- **INSTRUCCIONES**: Indique si cada afirmación concuerda con el texto sobre FITUR, respondiendo sí o no y citando literalmente las palabras del texto que lo deciden: (a) FITUR 2026 se celebrará del 21 al 25 de enero de 2026; (b) FITUR se celebra cada dos años en IFEMA Madrid; (c) hoy los destinos venden únicamente experiencias.

- **EXTRACTO DEL DOCUMENTO**:
Madrid, España / Querétaro, México.
La Feria Internacional de Turismo (FITUR) se ha consolidado como uno de los principales escenarios donde se define el rumbo del turismo global. Celebrada anualmente en IFEMA Madrid, FITUR es mucho más que una feria: es un espacio estratégico de negociación, promoción internacional y atracción de inversión para destinos que buscan competir en un entorno económico cada vez más interconectado.

La próxima edición, FITUR 2026, se llevará a cabo del 21 al 25 de enero de 2026, y tendrá a México como País Socio, un hecho que refuerza el papel del país como potencia turística y como actor clave en las nuevas dinámicas del comercio, la movilidad y el desarrollo regional.

FITUR y el nuevo mapa del turismo global

En el contexto actual, marcado por el reacomodo de cadenas productivas, tensiones geopolíticas y nuevas prioridades de inversión, FITUR se ha convertido en un punto de encuentro donde el turismo dialoga directamente con el nearshoring, la infraestructura, la conectividad aérea y la sostenibilidad.
Hoy, los destinos no solo venden experiencias; venden certeza jurídica, conectividad, talento humano y visión de largo plazo.

Entradas de datos extraídas
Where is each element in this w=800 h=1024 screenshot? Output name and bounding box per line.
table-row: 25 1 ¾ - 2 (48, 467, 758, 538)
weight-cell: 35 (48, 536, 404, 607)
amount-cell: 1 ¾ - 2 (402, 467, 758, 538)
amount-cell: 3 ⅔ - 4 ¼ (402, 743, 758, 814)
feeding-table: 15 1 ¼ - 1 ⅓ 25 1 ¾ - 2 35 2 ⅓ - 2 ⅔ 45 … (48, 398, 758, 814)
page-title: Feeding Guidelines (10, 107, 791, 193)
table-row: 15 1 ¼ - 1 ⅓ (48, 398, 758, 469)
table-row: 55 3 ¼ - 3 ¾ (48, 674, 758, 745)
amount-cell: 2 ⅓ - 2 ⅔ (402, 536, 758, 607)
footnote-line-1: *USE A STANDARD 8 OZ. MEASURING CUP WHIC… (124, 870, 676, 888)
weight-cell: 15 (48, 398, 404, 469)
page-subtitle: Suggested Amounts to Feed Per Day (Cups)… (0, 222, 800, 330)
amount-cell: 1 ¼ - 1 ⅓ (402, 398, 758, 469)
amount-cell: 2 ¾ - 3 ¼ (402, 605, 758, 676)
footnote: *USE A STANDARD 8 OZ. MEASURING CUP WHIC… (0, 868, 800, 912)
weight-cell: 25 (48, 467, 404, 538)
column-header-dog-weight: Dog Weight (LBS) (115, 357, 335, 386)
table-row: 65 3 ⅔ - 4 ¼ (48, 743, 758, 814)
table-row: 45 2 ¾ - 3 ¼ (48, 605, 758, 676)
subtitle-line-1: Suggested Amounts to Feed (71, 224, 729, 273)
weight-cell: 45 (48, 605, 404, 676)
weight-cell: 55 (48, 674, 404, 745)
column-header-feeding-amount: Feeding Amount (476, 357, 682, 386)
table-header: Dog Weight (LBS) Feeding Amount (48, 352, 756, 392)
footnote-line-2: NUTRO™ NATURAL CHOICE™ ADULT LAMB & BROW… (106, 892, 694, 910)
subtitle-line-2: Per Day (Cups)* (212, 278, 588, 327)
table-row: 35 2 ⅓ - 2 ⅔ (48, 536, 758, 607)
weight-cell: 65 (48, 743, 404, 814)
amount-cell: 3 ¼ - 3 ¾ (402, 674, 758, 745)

- **SOLUCIÓN DEL EJERCICIO**:
(a) Sí: "se llevará a cabo del 21 al 25 de enero de 2026".
(b) No: "Celebrada anualmente en IFEMA Madrid".
(c) No: "los destinos no solo venden experiencias; venden certeza jurídica, conectividad, talento humano y visión de largo plazo".